## WHAT TO WORK ON
Send back all the data below, exactly as given.

## RAW RECORDS
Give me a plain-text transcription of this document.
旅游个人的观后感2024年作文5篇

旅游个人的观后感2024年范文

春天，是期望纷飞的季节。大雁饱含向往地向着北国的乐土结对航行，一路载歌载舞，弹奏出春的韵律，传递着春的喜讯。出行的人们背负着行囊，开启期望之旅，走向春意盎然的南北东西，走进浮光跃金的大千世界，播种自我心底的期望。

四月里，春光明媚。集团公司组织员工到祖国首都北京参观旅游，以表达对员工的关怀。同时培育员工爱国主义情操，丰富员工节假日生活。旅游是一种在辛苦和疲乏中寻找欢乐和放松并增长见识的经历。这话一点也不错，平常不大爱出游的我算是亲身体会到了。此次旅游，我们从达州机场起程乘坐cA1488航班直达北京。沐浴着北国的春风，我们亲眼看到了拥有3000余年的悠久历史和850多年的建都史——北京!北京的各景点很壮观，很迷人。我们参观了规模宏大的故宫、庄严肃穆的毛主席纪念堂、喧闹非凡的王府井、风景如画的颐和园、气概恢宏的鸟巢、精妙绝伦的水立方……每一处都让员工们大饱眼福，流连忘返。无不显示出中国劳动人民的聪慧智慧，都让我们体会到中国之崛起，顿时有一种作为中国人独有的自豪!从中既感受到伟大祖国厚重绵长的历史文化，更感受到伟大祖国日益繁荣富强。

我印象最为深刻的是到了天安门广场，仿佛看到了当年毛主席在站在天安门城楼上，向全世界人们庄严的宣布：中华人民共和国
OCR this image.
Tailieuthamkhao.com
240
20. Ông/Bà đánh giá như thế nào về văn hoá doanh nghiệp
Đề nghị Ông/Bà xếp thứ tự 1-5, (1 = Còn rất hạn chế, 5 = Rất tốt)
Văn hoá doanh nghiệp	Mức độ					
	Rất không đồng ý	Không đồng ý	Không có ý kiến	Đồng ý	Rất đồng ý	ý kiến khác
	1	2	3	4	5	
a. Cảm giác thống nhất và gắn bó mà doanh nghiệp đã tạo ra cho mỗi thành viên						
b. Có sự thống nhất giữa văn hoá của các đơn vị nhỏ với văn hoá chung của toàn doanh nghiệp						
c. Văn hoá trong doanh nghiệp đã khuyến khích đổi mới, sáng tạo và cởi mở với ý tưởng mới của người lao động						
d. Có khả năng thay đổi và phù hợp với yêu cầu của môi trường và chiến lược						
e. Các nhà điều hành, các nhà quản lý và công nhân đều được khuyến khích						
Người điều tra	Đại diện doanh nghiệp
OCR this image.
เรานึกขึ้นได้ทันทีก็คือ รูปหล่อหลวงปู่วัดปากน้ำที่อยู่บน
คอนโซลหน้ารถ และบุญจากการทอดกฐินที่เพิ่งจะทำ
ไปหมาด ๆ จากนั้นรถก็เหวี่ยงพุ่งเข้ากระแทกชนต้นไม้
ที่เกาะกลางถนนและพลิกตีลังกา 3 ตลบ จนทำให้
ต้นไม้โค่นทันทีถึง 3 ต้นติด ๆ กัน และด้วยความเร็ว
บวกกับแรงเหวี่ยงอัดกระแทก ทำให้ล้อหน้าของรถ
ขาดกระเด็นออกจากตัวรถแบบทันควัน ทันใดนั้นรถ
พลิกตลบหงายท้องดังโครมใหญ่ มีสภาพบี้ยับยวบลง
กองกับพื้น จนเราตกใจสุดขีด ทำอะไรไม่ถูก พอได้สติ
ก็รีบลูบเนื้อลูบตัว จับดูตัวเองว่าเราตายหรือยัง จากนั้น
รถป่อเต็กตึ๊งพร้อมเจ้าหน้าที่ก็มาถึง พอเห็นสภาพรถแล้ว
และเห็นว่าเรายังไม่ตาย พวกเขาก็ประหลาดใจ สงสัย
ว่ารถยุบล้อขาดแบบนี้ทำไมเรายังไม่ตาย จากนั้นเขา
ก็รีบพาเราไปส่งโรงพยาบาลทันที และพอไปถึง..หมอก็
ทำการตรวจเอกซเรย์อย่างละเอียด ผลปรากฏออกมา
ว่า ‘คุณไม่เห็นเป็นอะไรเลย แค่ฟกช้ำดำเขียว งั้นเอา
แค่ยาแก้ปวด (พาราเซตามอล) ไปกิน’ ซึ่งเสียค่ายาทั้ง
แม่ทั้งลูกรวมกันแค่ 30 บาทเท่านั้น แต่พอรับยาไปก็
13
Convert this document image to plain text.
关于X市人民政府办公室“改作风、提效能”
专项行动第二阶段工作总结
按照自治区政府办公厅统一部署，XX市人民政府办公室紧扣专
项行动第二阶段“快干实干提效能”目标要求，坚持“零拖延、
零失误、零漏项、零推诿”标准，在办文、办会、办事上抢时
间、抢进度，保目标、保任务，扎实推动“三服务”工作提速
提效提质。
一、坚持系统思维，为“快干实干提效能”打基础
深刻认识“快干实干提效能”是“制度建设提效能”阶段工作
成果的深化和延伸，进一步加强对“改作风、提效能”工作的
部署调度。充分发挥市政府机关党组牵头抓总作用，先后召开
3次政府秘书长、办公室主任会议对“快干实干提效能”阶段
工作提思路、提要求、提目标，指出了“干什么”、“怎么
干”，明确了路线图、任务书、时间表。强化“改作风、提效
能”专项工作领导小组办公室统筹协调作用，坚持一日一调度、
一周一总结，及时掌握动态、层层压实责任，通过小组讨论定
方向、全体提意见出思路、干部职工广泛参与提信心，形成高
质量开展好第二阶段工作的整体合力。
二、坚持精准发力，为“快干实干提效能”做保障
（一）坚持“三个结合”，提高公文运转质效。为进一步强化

## TASK OUTPUT
Give me a plain-text transcription of this document.
旅游个人的观后感2024年作文5篇

旅游个人的观后感2024年范文

春天，是期望纷飞的季节。大雁饱含向往地向着北国的乐土结对航行，一路载歌载舞，弹奏出春的韵律，传递着春的喜讯。出行的人们背负着行囊，开启期望之旅，走向春意盎然的南北东西，走进浮光跃金的大千世界，播种自我心底的期望。

四月里，春光明媚。集团公司组织员工到祖国首都北京参观旅游，以表达对员工的关怀。同时培育员工爱国主义情操，丰富员工节假日生活。旅游是一种在辛苦和疲乏中寻找欢乐和放松并增长见识的经历。这话一点也不错，平常不大爱出游的我算是亲身体会到了。此次旅游，我们从达州机场起程乘坐cA1488航班直达北京。沐浴着北国的春风，我们亲眼看到了拥有3000余年的悠久历史和850多年的建都史——北京!北京的各景点很壮观，很迷人。我们参观了规模宏大的故宫、庄严肃穆的毛主席纪念堂、喧闹非凡的王府井、风景如画的颐和园、气概恢宏的鸟巢、精妙绝伦的水立方……每一处都让员工们大饱眼福，流连忘返。无不显示出中国劳动人民的聪慧智慧，都让我们体会到中国之崛起，顿时有一种作为中国人独有的自豪!从中既感受到伟大祖国厚重绵长的历史文化，更感受到伟大祖国日益繁荣富强。

我印象最为深刻的是到了天安门广场，仿佛看到了当年毛主席在站在天安门城楼上，向全世界人们庄严的宣布：中华人民共和国
OCR this image.
Tailieuthamkhao.com
240
20. Ông/Bà đánh giá như thế nào về văn hoá doanh nghiệp
Đề nghị Ông/Bà xếp thứ tự 1-5, (1 = Còn rất hạn chế, 5 = Rất tốt)
Văn hoá doanh nghiệp	Mức độ					
	Rất không đồng ý	Không đồng ý	Không có ý kiến	Đồng ý	Rất đồng ý	ý kiến khác
	1	2	3	4	5	
a. Cảm giác thống nhất và gắn bó mà doanh nghiệp đã tạo ra cho mỗi thành viên						
b. Có sự thống nhất giữa văn hoá của các đơn vị nhỏ với văn hoá chung của toàn doanh nghiệp						
c. Văn hoá trong doanh nghiệp đã khuyến khích đổi mới, sáng tạo và cởi mở với ý tưởng mới của người lao động						
d. Có khả năng thay đổi và phù hợp với yêu cầu của môi trường và chiến lược						
e. Các nhà điều hành, các nhà quản lý và công nhân đều được khuyến khích						
Người điều tra	Đại diện doanh nghiệp
OCR this image.
เรานึกขึ้นได้ทันทีก็คือ รูปหล่อหลวงปู่วัดปากน้ำที่อยู่บน
คอนโซลหน้ารถ และบุญจากการทอดกฐินที่เพิ่งจะทำ
ไปหมาด ๆ จากนั้นรถก็เหวี่ยงพุ่งเข้ากระแทกชนต้นไม้
ที่เกาะกลางถนนและพลิกตีลังกา 3 ตลบ จนทำให้
ต้นไม้โค่นทันทีถึง 3 ต้นติด ๆ กัน และด้วยความเร็ว
บวกกับแรงเหวี่ยงอัดกระแทก ทำให้ล้อหน้าของรถ
ขาดกระเด็นออกจากตัวรถแบบทันควัน ทันใดนั้นรถ
พลิกตลบหงายท้องดังโครมใหญ่ มีสภาพบี้ยับยวบลง
กองกับพื้น จนเราตกใจสุดขีด ทำอะไรไม่ถูก พอได้สติ
ก็รีบลูบเนื้อลูบตัว จับดูตัวเองว่าเราตายหรือยัง จากนั้น
รถป่อเต็กตึ๊งพร้อมเจ้าหน้าที่ก็มาถึง พอเห็นสภาพรถแล้ว
และเห็นว่าเรายังไม่ตาย พวกเขาก็ประหลาดใจ สงสัย
ว่ารถยุบล้อขาดแบบนี้ทำไมเรายังไม่ตาย จากนั้นเขา
ก็รีบพาเราไปส่งโรงพยาบาลทันที และพอไปถึง..หมอก็
ทำการตรวจเอกซเรย์อย่างละเอียด ผลปรากฏออกมา
ว่า ‘คุณไม่เห็นเป็นอะไรเลย แค่ฟกช้ำดำเขียว งั้นเอา
แค่ยาแก้ปวด (พาราเซตามอล) ไปกิน’ ซึ่งเสียค่ายาทั้ง
แม่ทั้งลูกรวมกันแค่ 30 บาทเท่านั้น แต่พอรับยาไปก็
13
Convert this document image to plain text.
关于X市人民政府办公室“改作风、提效能”
专项行动第二阶段工作总结
按照自治区政府办公厅统一部署，XX市人民政府办公室紧扣专
项行动第二阶段“快干实干提效能”目标要求，坚持“零拖延、
零失误、零漏项、零推诿”标准，在办文、办会、办事上抢时
间、抢进度，保目标、保任务，扎实推动“三服务”工作提速
提效提质。
一、坚持系统思维，为“快干实干提效能”打基础
深刻认识“快干实干提效能”是“制度建设提效能”阶段工作
成果的深化和延伸，进一步加强对“改作风、提效能”工作的
部署调度。充分发挥市政府机关党组牵头抓总作用，先后召开
3次政府秘书长、办公室主任会议对“快干实干提效能”阶段
工作提思路、提要求、提目标，指出了“干什么”、“怎么
干”，明确了路线图、任务书、时间表。强化“改作风、提效
能”专项工作领导小组办公室统筹协调作用，坚持一日一调度、
一周一总结，及时掌握动态、层层压实责任，通过小组讨论定
方向、全体提意见出思路、干部职工广泛参与提信心，形成高
质量开展好第二阶段工作的整体合力。
二、坚持精准发力，为“快干实干提效能”做保障
（一）坚持“三个结合”，提高公文运转质效。为进一步强化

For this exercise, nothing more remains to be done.